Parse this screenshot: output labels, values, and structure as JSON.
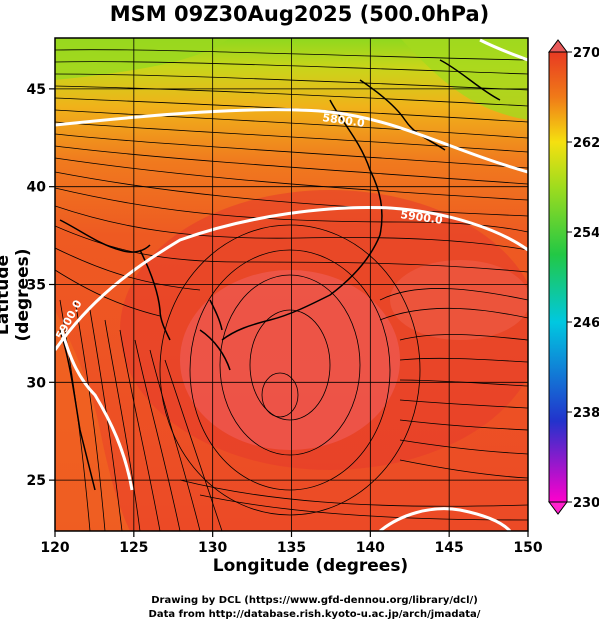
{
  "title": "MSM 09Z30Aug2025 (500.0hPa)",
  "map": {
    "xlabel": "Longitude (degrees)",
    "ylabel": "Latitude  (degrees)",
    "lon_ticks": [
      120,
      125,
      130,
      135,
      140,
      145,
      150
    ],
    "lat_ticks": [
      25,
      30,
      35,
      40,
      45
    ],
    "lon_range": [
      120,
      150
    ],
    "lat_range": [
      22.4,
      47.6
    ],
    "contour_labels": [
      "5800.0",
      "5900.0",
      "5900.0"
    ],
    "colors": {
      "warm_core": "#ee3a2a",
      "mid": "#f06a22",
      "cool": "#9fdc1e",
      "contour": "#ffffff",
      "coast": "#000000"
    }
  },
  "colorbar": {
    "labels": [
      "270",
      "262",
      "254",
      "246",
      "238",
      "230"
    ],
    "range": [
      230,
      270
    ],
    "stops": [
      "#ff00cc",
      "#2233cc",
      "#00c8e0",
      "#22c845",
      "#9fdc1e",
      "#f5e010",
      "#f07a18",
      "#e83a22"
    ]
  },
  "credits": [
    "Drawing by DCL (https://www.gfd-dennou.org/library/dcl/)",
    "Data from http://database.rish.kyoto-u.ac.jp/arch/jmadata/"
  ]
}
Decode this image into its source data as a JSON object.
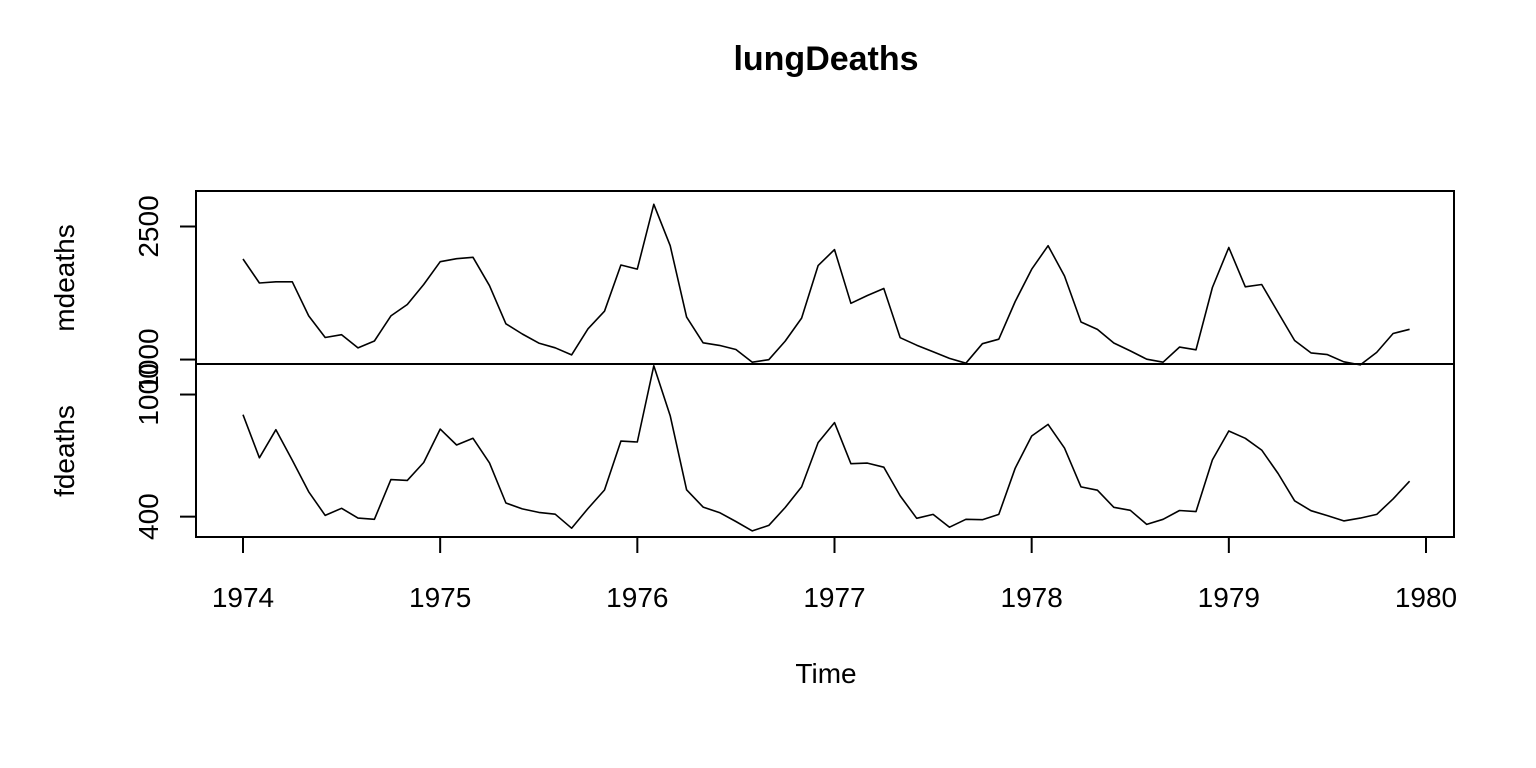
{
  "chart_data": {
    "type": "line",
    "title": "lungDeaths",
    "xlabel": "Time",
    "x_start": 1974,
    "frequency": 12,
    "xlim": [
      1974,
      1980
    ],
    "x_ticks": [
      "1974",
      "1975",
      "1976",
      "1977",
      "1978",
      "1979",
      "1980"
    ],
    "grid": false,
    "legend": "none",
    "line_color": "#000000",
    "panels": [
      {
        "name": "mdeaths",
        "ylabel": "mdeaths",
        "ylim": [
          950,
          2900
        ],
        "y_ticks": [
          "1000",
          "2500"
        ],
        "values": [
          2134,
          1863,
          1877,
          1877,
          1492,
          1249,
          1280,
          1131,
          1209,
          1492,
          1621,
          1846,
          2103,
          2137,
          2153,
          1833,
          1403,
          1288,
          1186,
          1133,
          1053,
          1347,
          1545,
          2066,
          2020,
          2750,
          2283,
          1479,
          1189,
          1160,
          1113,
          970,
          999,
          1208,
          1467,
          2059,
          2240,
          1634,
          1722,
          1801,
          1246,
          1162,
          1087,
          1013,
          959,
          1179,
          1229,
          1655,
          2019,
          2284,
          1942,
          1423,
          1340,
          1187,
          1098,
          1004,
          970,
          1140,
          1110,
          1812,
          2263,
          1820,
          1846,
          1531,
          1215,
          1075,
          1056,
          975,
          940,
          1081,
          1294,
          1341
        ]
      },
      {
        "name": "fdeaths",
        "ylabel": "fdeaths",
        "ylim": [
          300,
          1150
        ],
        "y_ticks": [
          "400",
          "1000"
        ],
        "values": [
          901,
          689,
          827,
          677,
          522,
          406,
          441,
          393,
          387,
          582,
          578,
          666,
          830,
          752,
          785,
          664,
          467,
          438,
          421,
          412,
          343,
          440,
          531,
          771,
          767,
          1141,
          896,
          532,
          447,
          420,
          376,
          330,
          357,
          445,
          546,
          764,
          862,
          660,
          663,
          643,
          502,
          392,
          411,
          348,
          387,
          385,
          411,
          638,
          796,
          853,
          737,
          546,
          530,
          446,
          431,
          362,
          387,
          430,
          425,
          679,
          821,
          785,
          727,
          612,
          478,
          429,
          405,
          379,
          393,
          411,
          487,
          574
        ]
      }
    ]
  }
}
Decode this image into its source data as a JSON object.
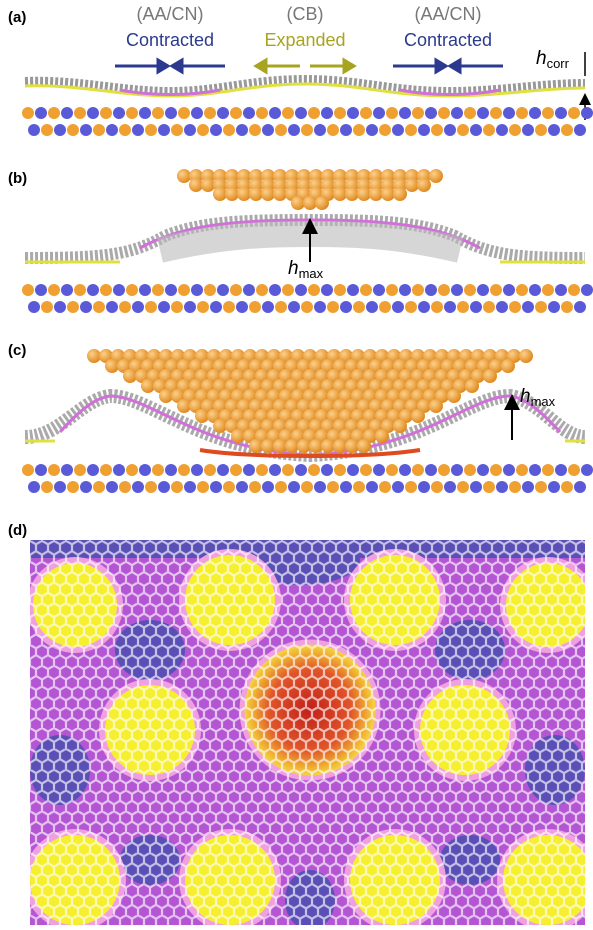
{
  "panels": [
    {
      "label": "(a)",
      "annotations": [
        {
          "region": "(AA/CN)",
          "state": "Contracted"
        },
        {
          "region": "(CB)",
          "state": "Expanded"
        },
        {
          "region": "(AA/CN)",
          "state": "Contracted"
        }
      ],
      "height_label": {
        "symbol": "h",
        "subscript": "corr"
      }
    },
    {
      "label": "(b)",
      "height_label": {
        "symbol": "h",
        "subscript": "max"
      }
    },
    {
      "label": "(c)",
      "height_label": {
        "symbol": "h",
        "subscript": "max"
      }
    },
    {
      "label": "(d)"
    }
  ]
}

-------------------------

> What the task asks: Within the entries above, how many lines contain "xlabel"? Respond with the number only.

> The answer: 2